Aim >>
Transcribe the lines below verbatim, skipping the images.

*****

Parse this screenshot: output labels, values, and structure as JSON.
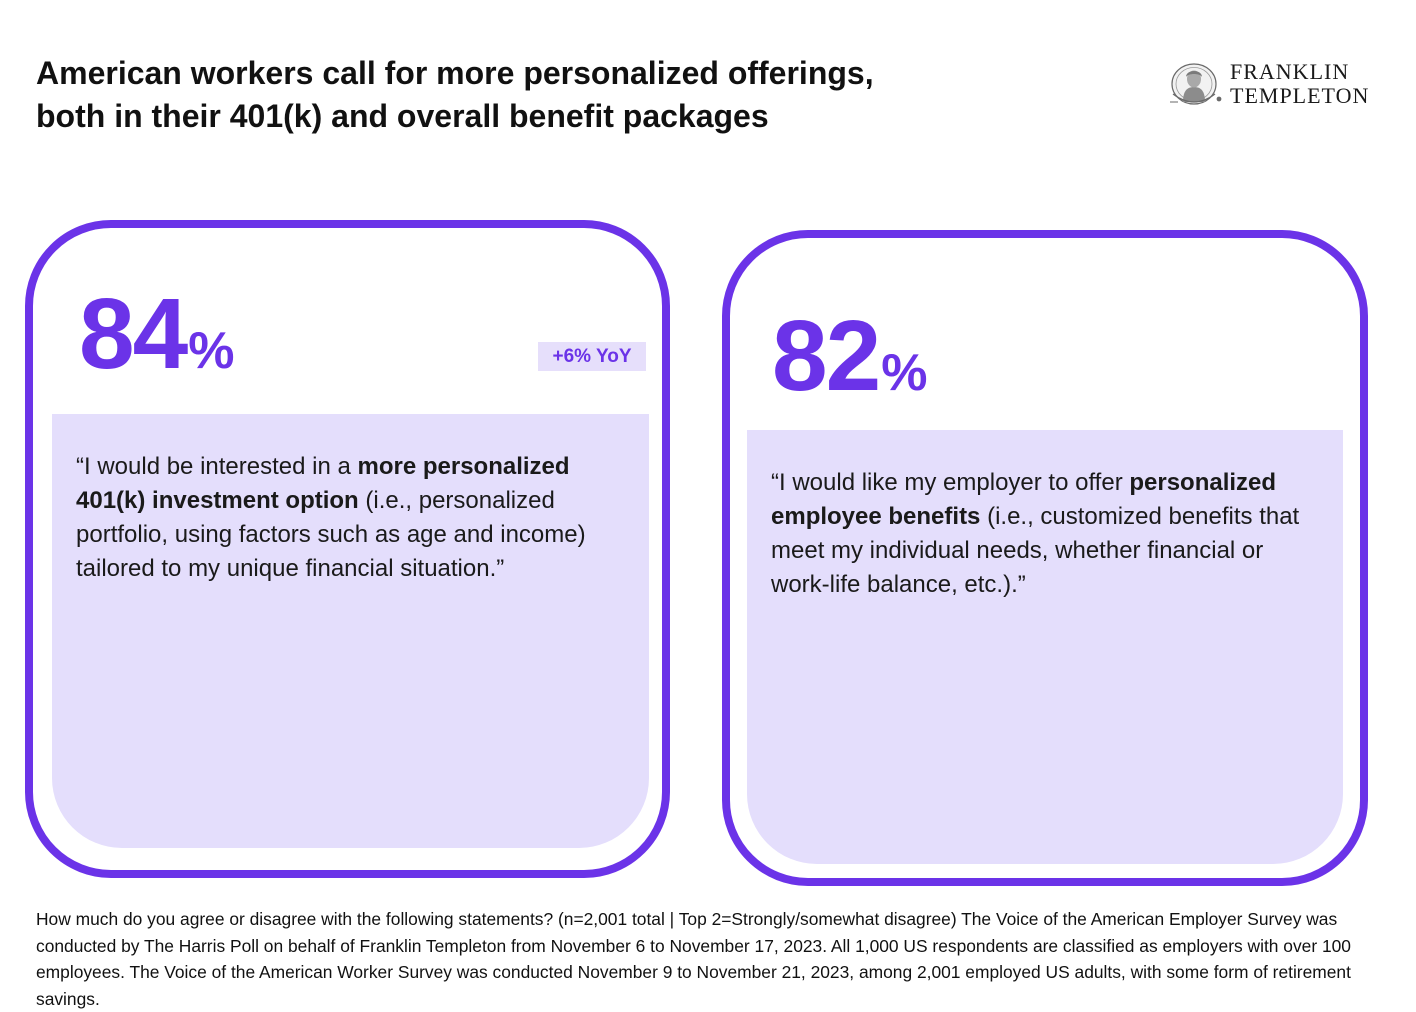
{
  "title": {
    "line1": "American workers call for more personalized offerings,",
    "line2": "both in their 401(k) and overall benefit packages"
  },
  "logo": {
    "line1": "FRANKLIN",
    "line2": "TEMPLETON",
    "icon": "franklin-seal-icon"
  },
  "colors": {
    "accent": "#6b33e8",
    "panel": "#e4defc",
    "badge_bg": "#e6dffb"
  },
  "cards": [
    {
      "stat_value": "84",
      "stat_unit": "%",
      "badge": "+6% YoY",
      "quote": {
        "pre": "“I would be interested in a ",
        "bold": "more personalized 401(k) investment option",
        "post": " (i.e., personalized portfolio, using factors such as age and income) tailored to my unique financial situation.”"
      }
    },
    {
      "stat_value": "82",
      "stat_unit": "%",
      "quote": {
        "pre": "“I would like my employer to offer ",
        "bold": "personalized employee benefits",
        "post": " (i.e., customized benefits that meet my individual needs, whether financial or work-life balance, etc.).”"
      }
    }
  ],
  "footnote": "How much do you agree or disagree with the following statements? (n=2,001 total | Top 2=Strongly/somewhat disagree) The Voice of the American Employer Survey was conducted by The Harris Poll on behalf of Franklin Templeton from November 6 to November 17, 2023. All 1,000 US respondents are classified as employers with over 100 employees. The Voice of the American Worker Survey was conducted November 9 to November 21, 2023, among 2,001 employed US adults, with some form of retirement savings."
}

*****

Exercise response >>
Parse this screenshot: output labels, values, and structure as JSON.
{
  "title": {
    "line1": "American workers call for more personalized offerings,",
    "line2": "both in their 401(k) and overall benefit packages"
  },
  "logo": {
    "line1": "FRANKLIN",
    "line2": "TEMPLETON",
    "icon": "franklin-seal-icon"
  },
  "colors": {
    "accent": "#6b33e8",
    "panel": "#e4defc",
    "badge_bg": "#e6dffb"
  },
  "cards": [
    {
      "stat_value": "84",
      "stat_unit": "%",
      "badge": "+6% YoY",
      "quote": {
        "pre": "“I would be interested in a ",
        "bold": "more personalized 401(k) investment option",
        "post": " (i.e., personalized portfolio, using factors such as age and income) tailored to my unique financial situation.”"
      }
    },
    {
      "stat_value": "82",
      "stat_unit": "%",
      "quote": {
        "pre": "“I would like my employer to offer ",
        "bold": "personalized employee benefits",
        "post": " (i.e., customized benefits that meet my individual needs, whether financial or work-life balance, etc.).”"
      }
    }
  ],
  "footnote": "How much do you agree or disagree with the following statements? (n=2,001 total | Top 2=Strongly/somewhat disagree) The Voice of the American Employer Survey was conducted by The Harris Poll on behalf of Franklin Templeton from November 6 to November 17, 2023. All 1,000 US respondents are classified as employers with over 100 employees. The Voice of the American Worker Survey was conducted November 9 to November 21, 2023, among 2,001 employed US adults, with some form of retirement savings."
}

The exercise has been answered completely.